(Collected data entries)
▼▼▼

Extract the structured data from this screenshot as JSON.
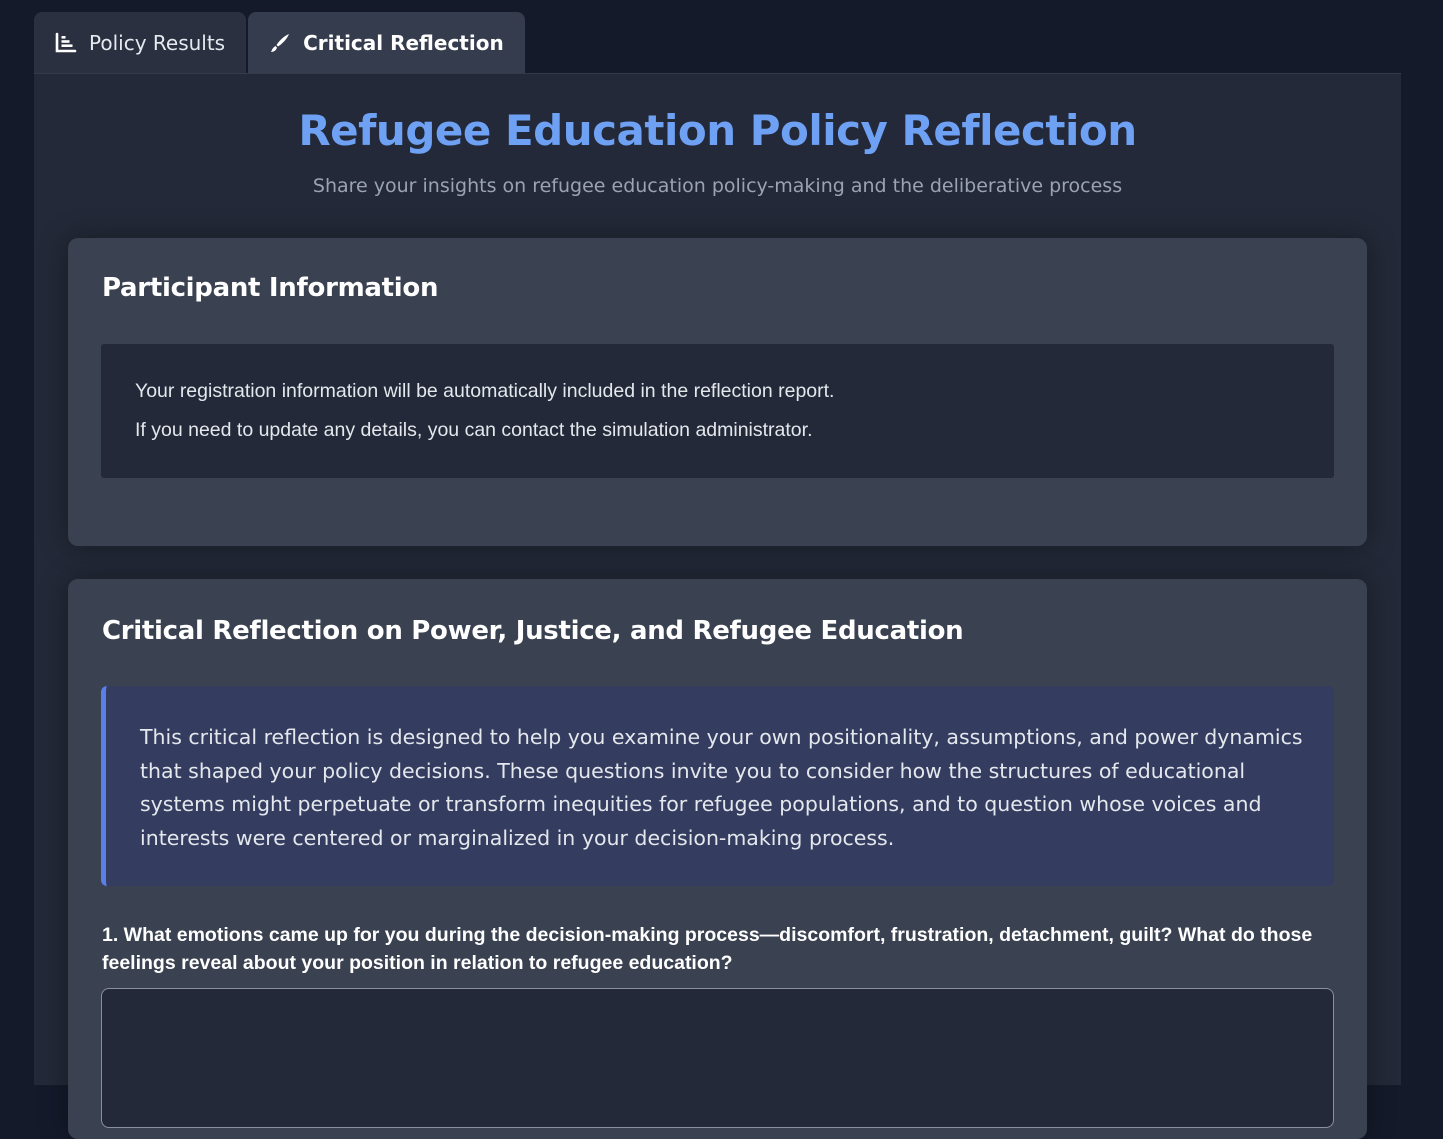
{
  "tabs": [
    {
      "label": "Policy Results",
      "icon": "bar-chart-icon",
      "active": false
    },
    {
      "label": "Critical Reflection",
      "icon": "pen-icon",
      "active": true
    }
  ],
  "header": {
    "title": "Refugee Education Policy Reflection",
    "subtitle": "Share your insights on refugee education policy-making and the deliberative process"
  },
  "participant": {
    "heading": "Participant Information",
    "lines": [
      "Your registration information will be automatically included in the reflection report.",
      "If you need to update any details, you can contact the simulation administrator."
    ]
  },
  "reflection": {
    "heading": "Critical Reflection on Power, Justice, and Refugee Education",
    "intro": "This critical reflection is designed to help you examine your own positionality, assumptions, and power dynamics that shaped your policy decisions. These questions invite you to consider how the structures of educational systems might perpetuate or transform inequities for refugee populations, and to question whose voices and interests were centered or marginalized in your decision-making process.",
    "questions": [
      {
        "label": "1. What emotions came up for you during the decision-making process—discomfort, frustration, detachment, guilt? What do those feelings reveal about your position in relation to refugee education?",
        "value": ""
      }
    ]
  },
  "colors": {
    "accent": "#6ea1f4",
    "callout_border": "#5b7ee8",
    "callout_bg": "#343d60",
    "card_bg": "#3a4150",
    "page_bg": "#141a2a"
  }
}
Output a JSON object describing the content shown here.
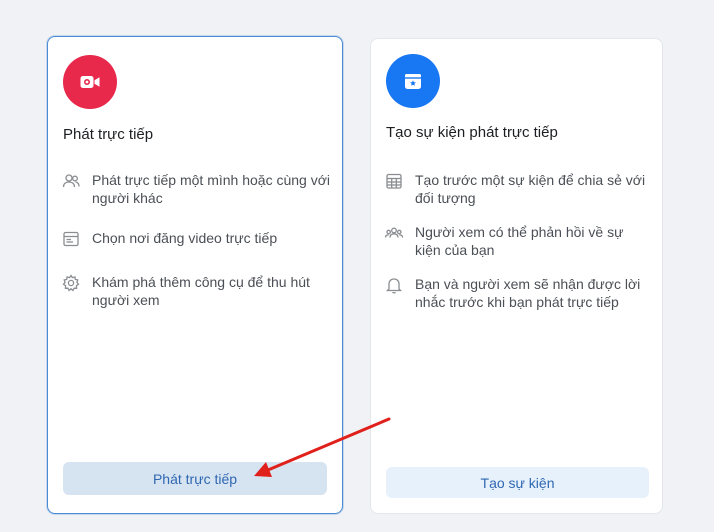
{
  "live_card": {
    "title": "Phát trực tiếp",
    "features": [
      {
        "icon": "people-icon",
        "text": "Phát trực tiếp một mình hoặc cùng với người khác"
      },
      {
        "icon": "browser-window-icon",
        "text": "Chọn nơi đăng video trực tiếp"
      },
      {
        "icon": "gear-icon",
        "text": "Khám phá thêm công cụ để thu hút người xem"
      }
    ],
    "button_label": "Phát trực tiếp",
    "badge_icon": "video-camera-icon",
    "badge_color": "#e8294c"
  },
  "event_card": {
    "title": "Tạo sự kiện phát trực tiếp",
    "features": [
      {
        "icon": "calendar-grid-icon",
        "text": "Tạo trước một sự kiện để chia sẻ với đối tượng"
      },
      {
        "icon": "audience-icon",
        "text": "Người xem có thể phản hồi về sự kiện của bạn"
      },
      {
        "icon": "bell-icon",
        "text": "Bạn và người xem sẽ nhận được lời nhắc trước khi bạn phát trực tiếp"
      }
    ],
    "button_label": "Tạo sự kiện",
    "badge_icon": "calendar-star-icon",
    "badge_color": "#1877f2"
  },
  "annotation": {
    "arrow_color": "#e0201b"
  }
}
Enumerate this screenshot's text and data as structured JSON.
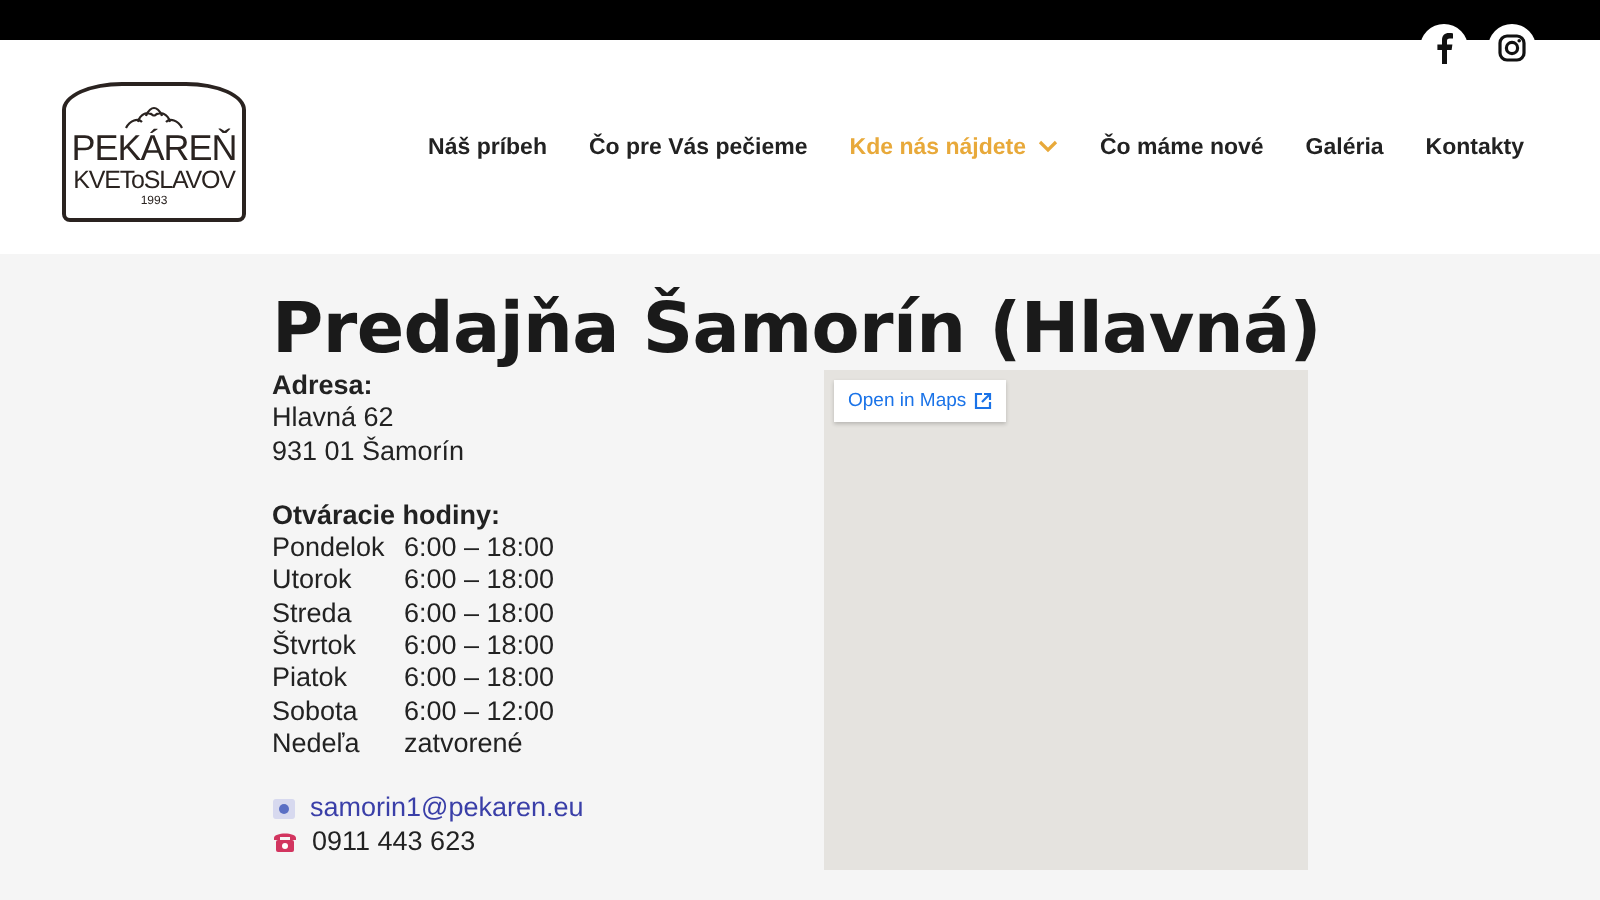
{
  "logo": {
    "line_1": "PEKÁREŇ",
    "line_2": "KVEToSLAVOV",
    "year": "1993"
  },
  "nav": [
    {
      "label": "Náš príbeh",
      "selected": false,
      "dropdown": false
    },
    {
      "label": "Čo pre Vás pečieme",
      "selected": false,
      "dropdown": false
    },
    {
      "label": "Kde nás nájdete",
      "selected": true,
      "dropdown": true
    },
    {
      "label": "Čo máme nové",
      "selected": false,
      "dropdown": false
    },
    {
      "label": "Galéria",
      "selected": false,
      "dropdown": false
    },
    {
      "label": "Kontakty",
      "selected": false,
      "dropdown": false
    }
  ],
  "social": [
    {
      "kind": "facebook"
    },
    {
      "kind": "instagram"
    }
  ],
  "title": "Predajňa Šamorín (Hlavná)",
  "address": {
    "heading": "Adresa:",
    "lines": [
      "Hlavná 62",
      "931 01 Šamorín"
    ]
  },
  "hours": {
    "heading": "Otváracie hodiny:",
    "rows": [
      {
        "day": "Pondelok",
        "time": "6:00 – 18:00"
      },
      {
        "day": "Utorok",
        "time": "6:00 – 18:00"
      },
      {
        "day": "Streda",
        "time": "6:00 – 18:00"
      },
      {
        "day": "Štvrtok",
        "time": "6:00 – 18:00"
      },
      {
        "day": "Piatok",
        "time": "6:00 – 18:00"
      },
      {
        "day": "Sobota",
        "time": "6:00 – 12:00"
      },
      {
        "day": "Nedeľa",
        "time": "zatvorené"
      }
    ]
  },
  "contacts": [
    {
      "kind": "email",
      "text": "samorin1@pekaren.eu"
    },
    {
      "kind": "phone",
      "text": "0911 443 623"
    }
  ],
  "map": {
    "button": "Open in Maps"
  }
}
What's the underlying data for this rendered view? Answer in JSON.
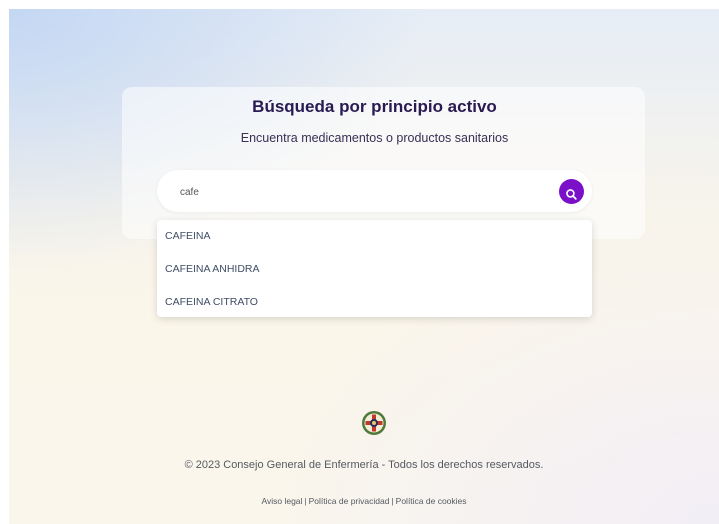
{
  "header": {
    "title": "Búsqueda por principio activo",
    "subtitle": "Encuentra medicamentos o productos sanitarios"
  },
  "search": {
    "value": "cafe",
    "button_icon": "search-icon"
  },
  "suggestions": [
    "CAFEINA",
    "CAFEINA ANHIDRA",
    "CAFEINA CITRATO"
  ],
  "footer": {
    "logo_icon": "organization-emblem-icon",
    "copyright": "© 2023 Consejo General de Enfermería - Todos los derechos reservados.",
    "links": [
      "Aviso legal",
      "Política de privacidad",
      "Política de cookies"
    ],
    "separator": "|"
  },
  "colors": {
    "accent": "#7b10c9",
    "title": "#2a1a52",
    "option_text": "#3f4d66"
  }
}
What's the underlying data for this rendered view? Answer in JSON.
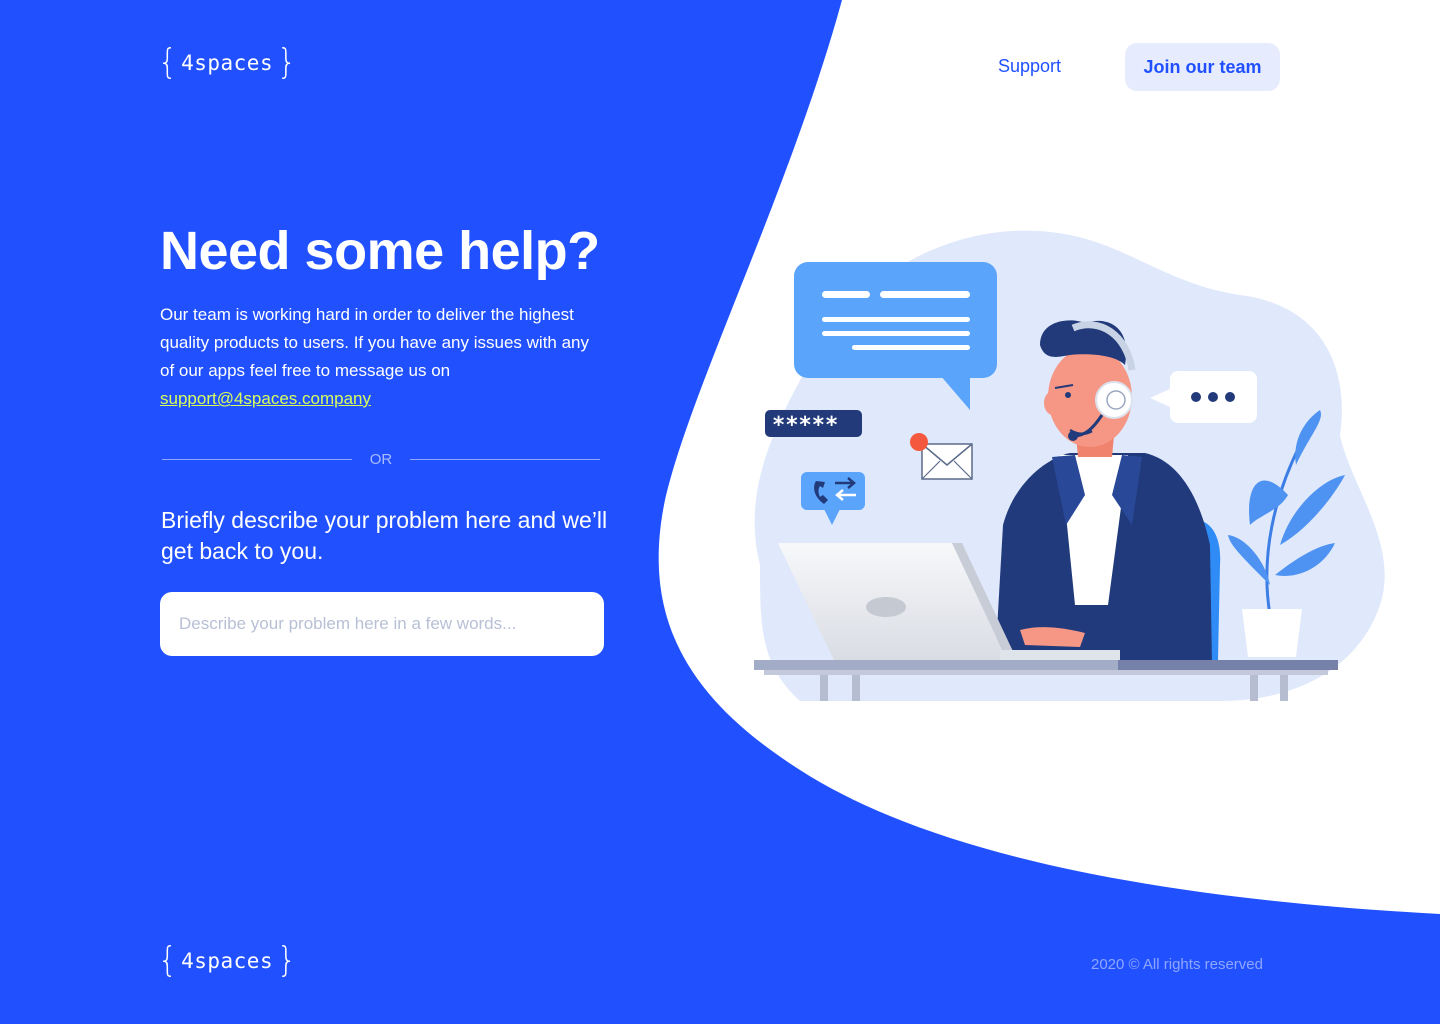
{
  "brand": {
    "name": "4spaces",
    "open_brace": "{",
    "close_brace": "}"
  },
  "nav": {
    "support_label": "Support",
    "join_label": "Join our team"
  },
  "hero": {
    "title": "Need some help?",
    "intro_text": "Our team is working hard in order to deliver the highest quality products to users. If you have any issues with any of our apps feel free to message us on",
    "email": "support@4spaces.company",
    "divider_label": "OR",
    "subheading": "Briefly describe your problem here and we’ll get back to you.",
    "input_placeholder": "Describe your problem here in a few words...",
    "input_value": ""
  },
  "illustration": {
    "password_mask": "*****",
    "chat_dots": "•••"
  },
  "footer": {
    "copyright": "2020 © All rights reserved"
  },
  "colors": {
    "primary": "#2151ff",
    "white": "#ffffff",
    "link_highlight": "#d8ff5a",
    "button_bg": "#e6ecfe"
  },
  "icons": [
    "open-brace-icon",
    "close-brace-icon",
    "chat-bubble-icon",
    "password-badge-icon",
    "envelope-icon",
    "phone-transfer-icon",
    "ellipsis-bubble-icon",
    "headset-icon",
    "plant-icon",
    "laptop-icon"
  ]
}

▲▲▲

_WHAT IS REQUIRED_. Give back every line exactly as it stands, pictures excluded.

_ANSWER FOR THE TASK_.
Extract the structured data from this screenshot as JSON.
{
  "tabs": [
    {
      "label": "Policy Results",
      "icon": "bar-chart-icon",
      "active": false
    },
    {
      "label": "Critical Reflection",
      "icon": "pen-icon",
      "active": true
    }
  ],
  "header": {
    "title": "Refugee Education Policy Reflection",
    "subtitle": "Share your insights on refugee education policy-making and the deliberative process"
  },
  "participant": {
    "heading": "Participant Information",
    "lines": [
      "Your registration information will be automatically included in the reflection report.",
      "If you need to update any details, you can contact the simulation administrator."
    ]
  },
  "reflection": {
    "heading": "Critical Reflection on Power, Justice, and Refugee Education",
    "intro": "This critical reflection is designed to help you examine your own positionality, assumptions, and power dynamics that shaped your policy decisions. These questions invite you to consider how the structures of educational systems might perpetuate or transform inequities for refugee populations, and to question whose voices and interests were centered or marginalized in your decision-making process.",
    "questions": [
      {
        "label": "1. What emotions came up for you during the decision-making process—discomfort, frustration, detachment, guilt? What do those feelings reveal about your position in relation to refugee education?",
        "value": ""
      }
    ]
  },
  "colors": {
    "accent": "#6ea1f4",
    "callout_border": "#5b7ee8",
    "callout_bg": "#343d60",
    "card_bg": "#3a4150",
    "page_bg": "#141a2a"
  }
}
Output a JSON object describing the content shown here.
{
  "live_card": {
    "title": "Phát trực tiếp",
    "features": [
      {
        "icon": "people-icon",
        "text": "Phát trực tiếp một mình hoặc cùng với người khác"
      },
      {
        "icon": "browser-window-icon",
        "text": "Chọn nơi đăng video trực tiếp"
      },
      {
        "icon": "gear-icon",
        "text": "Khám phá thêm công cụ để thu hút người xem"
      }
    ],
    "button_label": "Phát trực tiếp",
    "badge_icon": "video-camera-icon",
    "badge_color": "#e8294c"
  },
  "event_card": {
    "title": "Tạo sự kiện phát trực tiếp",
    "features": [
      {
        "icon": "calendar-grid-icon",
        "text": "Tạo trước một sự kiện để chia sẻ với đối tượng"
      },
      {
        "icon": "audience-icon",
        "text": "Người xem có thể phản hồi về sự kiện của bạn"
      },
      {
        "icon": "bell-icon",
        "text": "Bạn và người xem sẽ nhận được lời nhắc trước khi bạn phát trực tiếp"
      }
    ],
    "button_label": "Tạo sự kiện",
    "badge_icon": "calendar-star-icon",
    "badge_color": "#1877f2"
  },
  "annotation": {
    "arrow_color": "#e0201b"
  }
}
Enumerate this screenshot's text and data as structured JSON.
{
  "logo": {
    "line_1": "PEKÁREŇ",
    "line_2": "KVEToSLAVOV",
    "year": "1993"
  },
  "nav": [
    {
      "label": "Náš príbeh",
      "selected": false,
      "dropdown": false
    },
    {
      "label": "Čo pre Vás pečieme",
      "selected": false,
      "dropdown": false
    },
    {
      "label": "Kde nás nájdete",
      "selected": true,
      "dropdown": true
    },
    {
      "label": "Čo máme nové",
      "selected": false,
      "dropdown": false
    },
    {
      "label": "Galéria",
      "selected": false,
      "dropdown": false
    },
    {
      "label": "Kontakty",
      "selected": false,
      "dropdown": false
    }
  ],
  "social": [
    {
      "kind": "facebook"
    },
    {
      "kind": "instagram"
    }
  ],
  "title": "Predajňa Šamorín (Hlavná)",
  "address": {
    "heading": "Adresa:",
    "lines": [
      "Hlavná 62",
      "931 01 Šamorín"
    ]
  },
  "hours": {
    "heading": "Otváracie hodiny:",
    "rows": [
      {
        "day": "Pondelok",
        "time": "6:00 – 18:00"
      },
      {
        "day": "Utorok",
        "time": "6:00 – 18:00"
      },
      {
        "day": "Streda",
        "time": "6:00 – 18:00"
      },
      {
        "day": "Štvrtok",
        "time": "6:00 – 18:00"
      },
      {
        "day": "Piatok",
        "time": "6:00 – 18:00"
      },
      {
        "day": "Sobota",
        "time": "6:00 – 12:00"
      },
      {
        "day": "Nedeľa",
        "time": "zatvorené"
      }
    ]
  },
  "contacts": [
    {
      "kind": "email",
      "text": "samorin1@pekaren.eu"
    },
    {
      "kind": "phone",
      "text": "0911 443 623"
    }
  ],
  "map": {
    "button": "Open in Maps"
  }
}
What's the underlying data for this rendered view? Answer in JSON.
{
  "header": {
    "title": "Búsqueda por principio activo",
    "subtitle": "Encuentra medicamentos o productos sanitarios"
  },
  "search": {
    "value": "cafe",
    "button_icon": "search-icon"
  },
  "suggestions": [
    "CAFEINA",
    "CAFEINA ANHIDRA",
    "CAFEINA CITRATO"
  ],
  "footer": {
    "logo_icon": "organization-emblem-icon",
    "copyright": "© 2023 Consejo General de Enfermería - Todos los derechos reservados.",
    "links": [
      "Aviso legal",
      "Política de privacidad",
      "Política de cookies"
    ],
    "separator": "|"
  },
  "colors": {
    "accent": "#7b10c9",
    "title": "#2a1a52",
    "option_text": "#3f4d66"
  }
}
What's the underlying data for this rendered view? Answer in JSON.
{
  "brand": {
    "name": "4spaces",
    "open_brace": "{",
    "close_brace": "}"
  },
  "nav": {
    "support_label": "Support",
    "join_label": "Join our team"
  },
  "hero": {
    "title": "Need some help?",
    "intro_text": "Our team is working hard in order to deliver the highest quality products to users. If you have any issues with any of our apps feel free to message us on",
    "email": "support@4spaces.company",
    "divider_label": "OR",
    "subheading": "Briefly describe your problem here and we’ll get back to you.",
    "input_placeholder": "Describe your problem here in a few words...",
    "input_value": ""
  },
  "illustration": {
    "password_mask": "*****",
    "chat_dots": "•••"
  },
  "footer": {
    "copyright": "2020 © All rights reserved"
  },
  "colors": {
    "primary": "#2151ff",
    "white": "#ffffff",
    "link_highlight": "#d8ff5a",
    "button_bg": "#e6ecfe"
  },
  "icons": [
    "open-brace-icon",
    "close-brace-icon",
    "chat-bubble-icon",
    "password-badge-icon",
    "envelope-icon",
    "phone-transfer-icon",
    "ellipsis-bubble-icon",
    "headset-icon",
    "plant-icon",
    "laptop-icon"
  ]
}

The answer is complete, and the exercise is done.